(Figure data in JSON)
----
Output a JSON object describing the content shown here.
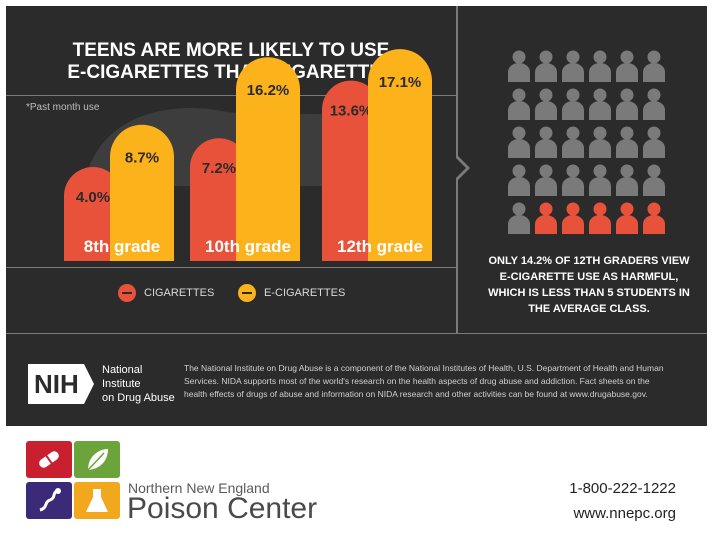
{
  "infographic": {
    "title_line1": "TEENS ARE MORE LIKELY TO USE",
    "title_line2": "E-CIGARETTES THAN CIGARETTES",
    "past_label": "*Past month use",
    "colors": {
      "cigarettes": "#e8523a",
      "ecigarettes": "#fbb21b",
      "background": "#2c2b2b",
      "grey": "#7a7a7a"
    },
    "legend": {
      "cigarettes": "CIGARETTES",
      "ecigarettes": "E-CIGARETTES"
    },
    "stat_text_line1": "ONLY 14.2% OF 12TH GRADERS VIEW",
    "stat_text_line2": "E-CIGARETTE USE AS HARMFUL,",
    "stat_text_line3": "WHICH IS LESS THAN 5 STUDENTS IN",
    "stat_text_line4": "THE AVERAGE CLASS.",
    "people_grid": {
      "rows": 5,
      "cols": 6,
      "highlighted": 5,
      "highlight_start_row": 4,
      "highlight_start_col": 1
    }
  },
  "chart_data": {
    "type": "bar",
    "categories": [
      "8th grade",
      "10th grade",
      "12th grade"
    ],
    "series": [
      {
        "name": "CIGARETTES",
        "values": [
          4.0,
          7.2,
          13.6
        ],
        "labels": [
          "4.0%",
          "7.2%",
          "13.6%"
        ]
      },
      {
        "name": "E-CIGARETTES",
        "values": [
          8.7,
          16.2,
          17.1
        ],
        "labels": [
          "8.7%",
          "16.2%",
          "17.1%"
        ]
      }
    ],
    "ylim": [
      0,
      20
    ]
  },
  "nih": {
    "logo_text": "NIH",
    "name_line1": "National Institute",
    "name_line2": "on Drug Abuse",
    "note_line1": "The National Institute on Drug Abuse is a component of the National Institutes of Health, U.S. Department of Health and Human",
    "note_line2": "Services. NIDA supports most of the world's research on the health aspects of drug abuse and addiction. Fact sheets on the",
    "note_line3": "health effects of drugs of abuse and information on NIDA research and other activities can be found at www.drugabuse.gov."
  },
  "poison_center": {
    "name_small": "Northern New England",
    "name_big": "Poison Center",
    "tile_colors": [
      "#c8202f",
      "#6aa43a",
      "#3b2a78",
      "#f2a81d"
    ],
    "tile_icons": [
      "pill-icon",
      "leaf-icon",
      "snake-icon",
      "flask-icon"
    ],
    "phone": "1-800-222-1222",
    "website": "www.nnepc.org"
  }
}
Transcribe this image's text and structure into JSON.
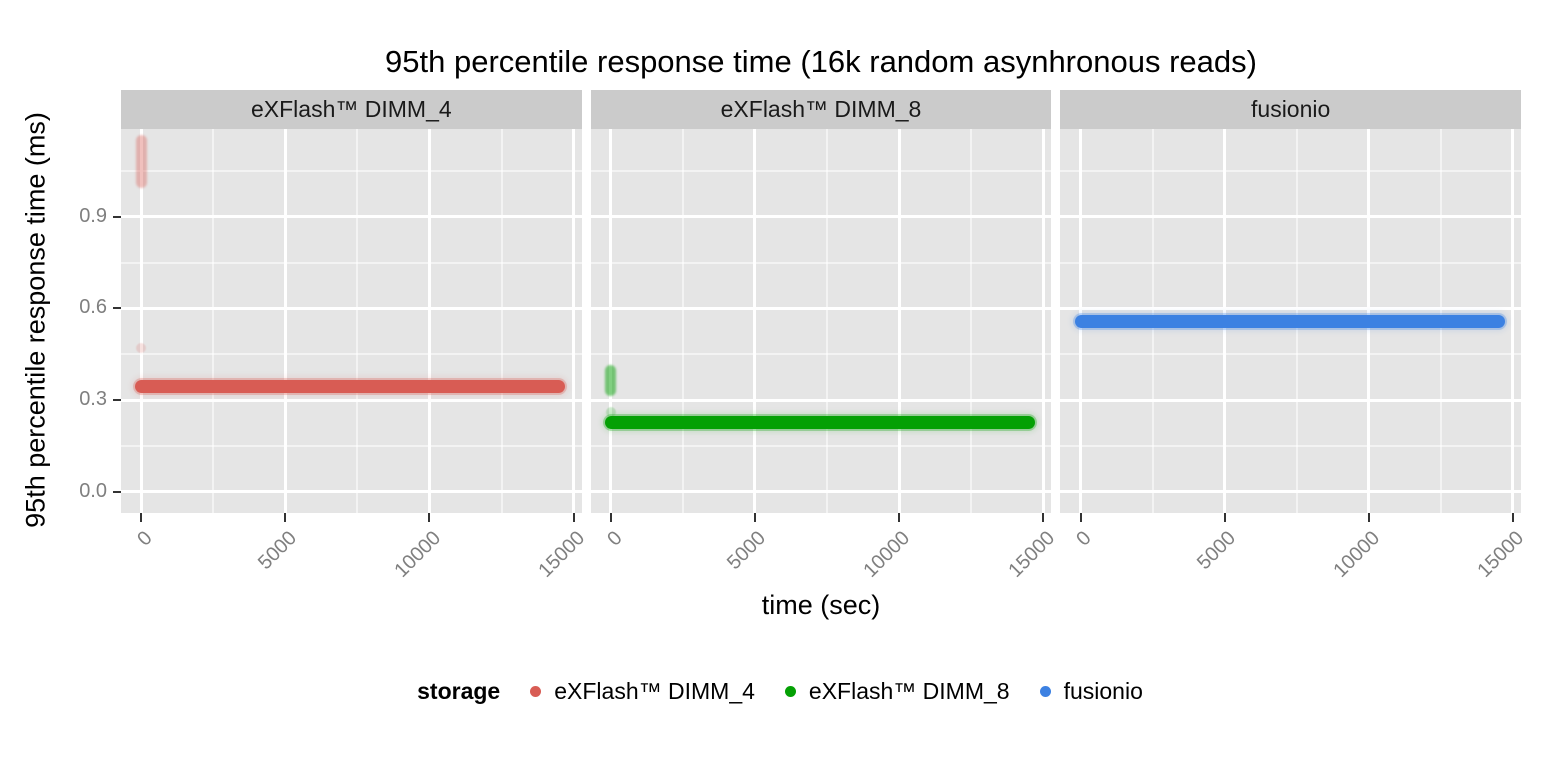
{
  "chart_data": {
    "type": "scatter",
    "title": "95th percentile response time (16k random asynhronous reads)",
    "xlabel": "time (sec)",
    "ylabel": "95th percentile response time (ms)",
    "legend_title": "storage",
    "legend_position": "bottom",
    "grid": "major-and-minor-white-on-gray",
    "x_range": [
      -700,
      15280
    ],
    "y_range": [
      -0.069,
      1.187
    ],
    "x_ticks": [
      0,
      5000,
      10000,
      15000
    ],
    "x_tick_labels": [
      "0",
      "5000",
      "10000",
      "15000"
    ],
    "x_minor": [
      2500,
      7500,
      12500
    ],
    "y_ticks": [
      0.0,
      0.3,
      0.6,
      0.9
    ],
    "y_tick_labels": [
      "0.0",
      "0.3",
      "0.6",
      "0.9"
    ],
    "y_minor": [
      0.15,
      0.45,
      0.75,
      1.05
    ],
    "facets": [
      {
        "label": "eXFlash™ DIMM_4",
        "series": "eXFlash™ DIMM_4",
        "color": "#d85c54",
        "band": {
          "x_start": 0,
          "x_end": 14500,
          "y": 0.345
        },
        "outliers": [
          {
            "type": "cluster",
            "x": 0,
            "y_top": 1.15,
            "y_bottom": 1.01,
            "opacity": 0.38
          },
          {
            "type": "dot",
            "x": 0,
            "y": 0.47,
            "opacity": 0.18
          }
        ]
      },
      {
        "label": "eXFlash™ DIMM_8",
        "series": "eXFlash™ DIMM_8",
        "color": "#04a004",
        "band": {
          "x_start": 0,
          "x_end": 14500,
          "y": 0.228
        },
        "outliers": [
          {
            "type": "cluster",
            "x": 0,
            "y_top": 0.4,
            "y_bottom": 0.33,
            "opacity": 0.5
          },
          {
            "type": "dot",
            "x": 0,
            "y": 0.262,
            "opacity": 0.18
          }
        ]
      },
      {
        "label": "fusionio",
        "series": "fusionio",
        "color": "#3c81e2",
        "band": {
          "x_start": 0,
          "x_end": 14500,
          "y": 0.557
        },
        "outliers": []
      }
    ],
    "legend": [
      {
        "label": "eXFlash™ DIMM_4",
        "color": "#d85c54"
      },
      {
        "label": "eXFlash™ DIMM_8",
        "color": "#04a004"
      },
      {
        "label": "fusionio",
        "color": "#3c81e2"
      }
    ],
    "colors": {
      "panel_background": "#e5e5e5",
      "strip_background": "#cbcbcb",
      "gridline": "#ffffff",
      "tick_mark": "#333333",
      "tick_label": "#7f7f7f",
      "text": "#000000"
    }
  }
}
----
The task:
Pictures stay out of the copy; please restate every record above exactly.

Reply to the task:
Output a JSON object describing the content shown here.
{
  "infographic": {
    "title_line1": "TEENS ARE MORE LIKELY TO USE",
    "title_line2": "E-CIGARETTES THAN CIGARETTES",
    "past_label": "*Past month use",
    "colors": {
      "cigarettes": "#e8523a",
      "ecigarettes": "#fbb21b",
      "background": "#2c2b2b",
      "grey": "#7a7a7a"
    },
    "legend": {
      "cigarettes": "CIGARETTES",
      "ecigarettes": "E-CIGARETTES"
    },
    "stat_text_line1": "ONLY 14.2% OF 12TH GRADERS VIEW",
    "stat_text_line2": "E-CIGARETTE USE AS HARMFUL,",
    "stat_text_line3": "WHICH IS LESS THAN 5 STUDENTS IN",
    "stat_text_line4": "THE AVERAGE CLASS.",
    "people_grid": {
      "rows": 5,
      "cols": 6,
      "highlighted": 5,
      "highlight_start_row": 4,
      "highlight_start_col": 1
    }
  },
  "chart_data": {
    "type": "bar",
    "categories": [
      "8th grade",
      "10th grade",
      "12th grade"
    ],
    "series": [
      {
        "name": "CIGARETTES",
        "values": [
          4.0,
          7.2,
          13.6
        ],
        "labels": [
          "4.0%",
          "7.2%",
          "13.6%"
        ]
      },
      {
        "name": "E-CIGARETTES",
        "values": [
          8.7,
          16.2,
          17.1
        ],
        "labels": [
          "8.7%",
          "16.2%",
          "17.1%"
        ]
      }
    ],
    "ylim": [
      0,
      20
    ]
  },
  "nih": {
    "logo_text": "NIH",
    "name_line1": "National Institute",
    "name_line2": "on Drug Abuse",
    "note_line1": "The National Institute on Drug Abuse is a component of the National Institutes of Health, U.S. Department of Health and Human",
    "note_line2": "Services. NIDA supports most of the world's research on the health aspects of drug abuse and addiction. Fact sheets on the",
    "note_line3": "health effects of drugs of abuse and information on NIDA research and other activities can be found at www.drugabuse.gov."
  },
  "poison_center": {
    "name_small": "Northern New England",
    "name_big": "Poison Center",
    "tile_colors": [
      "#c8202f",
      "#6aa43a",
      "#3b2a78",
      "#f2a81d"
    ],
    "tile_icons": [
      "pill-icon",
      "leaf-icon",
      "snake-icon",
      "flask-icon"
    ],
    "phone": "1-800-222-1222",
    "website": "www.nnepc.org"
  }
}
Transcribe this image's text and structure into JSON.
{
  "chart_data": {
    "type": "scatter",
    "title": "95th percentile response time (16k random asynhronous reads)",
    "xlabel": "time (sec)",
    "ylabel": "95th percentile response time (ms)",
    "legend_title": "storage",
    "legend_position": "bottom",
    "grid": "major-and-minor-white-on-gray",
    "x_range": [
      -700,
      15280
    ],
    "y_range": [
      -0.069,
      1.187
    ],
    "x_ticks": [
      0,
      5000,
      10000,
      15000
    ],
    "x_tick_labels": [
      "0",
      "5000",
      "10000",
      "15000"
    ],
    "x_minor": [
      2500,
      7500,
      12500
    ],
    "y_ticks": [
      0.0,
      0.3,
      0.6,
      0.9
    ],
    "y_tick_labels": [
      "0.0",
      "0.3",
      "0.6",
      "0.9"
    ],
    "y_minor": [
      0.15,
      0.45,
      0.75,
      1.05
    ],
    "facets": [
      {
        "label": "eXFlash™ DIMM_4",
        "series": "eXFlash™ DIMM_4",
        "color": "#d85c54",
        "band": {
          "x_start": 0,
          "x_end": 14500,
          "y": 0.345
        },
        "outliers": [
          {
            "type": "cluster",
            "x": 0,
            "y_top": 1.15,
            "y_bottom": 1.01,
            "opacity": 0.38
          },
          {
            "type": "dot",
            "x": 0,
            "y": 0.47,
            "opacity": 0.18
          }
        ]
      },
      {
        "label": "eXFlash™ DIMM_8",
        "series": "eXFlash™ DIMM_8",
        "color": "#04a004",
        "band": {
          "x_start": 0,
          "x_end": 14500,
          "y": 0.228
        },
        "outliers": [
          {
            "type": "cluster",
            "x": 0,
            "y_top": 0.4,
            "y_bottom": 0.33,
            "opacity": 0.5
          },
          {
            "type": "dot",
            "x": 0,
            "y": 0.262,
            "opacity": 0.18
          }
        ]
      },
      {
        "label": "fusionio",
        "series": "fusionio",
        "color": "#3c81e2",
        "band": {
          "x_start": 0,
          "x_end": 14500,
          "y": 0.557
        },
        "outliers": []
      }
    ],
    "legend": [
      {
        "label": "eXFlash™ DIMM_4",
        "color": "#d85c54"
      },
      {
        "label": "eXFlash™ DIMM_8",
        "color": "#04a004"
      },
      {
        "label": "fusionio",
        "color": "#3c81e2"
      }
    ],
    "colors": {
      "panel_background": "#e5e5e5",
      "strip_background": "#cbcbcb",
      "gridline": "#ffffff",
      "tick_mark": "#333333",
      "tick_label": "#7f7f7f",
      "text": "#000000"
    }
  }
}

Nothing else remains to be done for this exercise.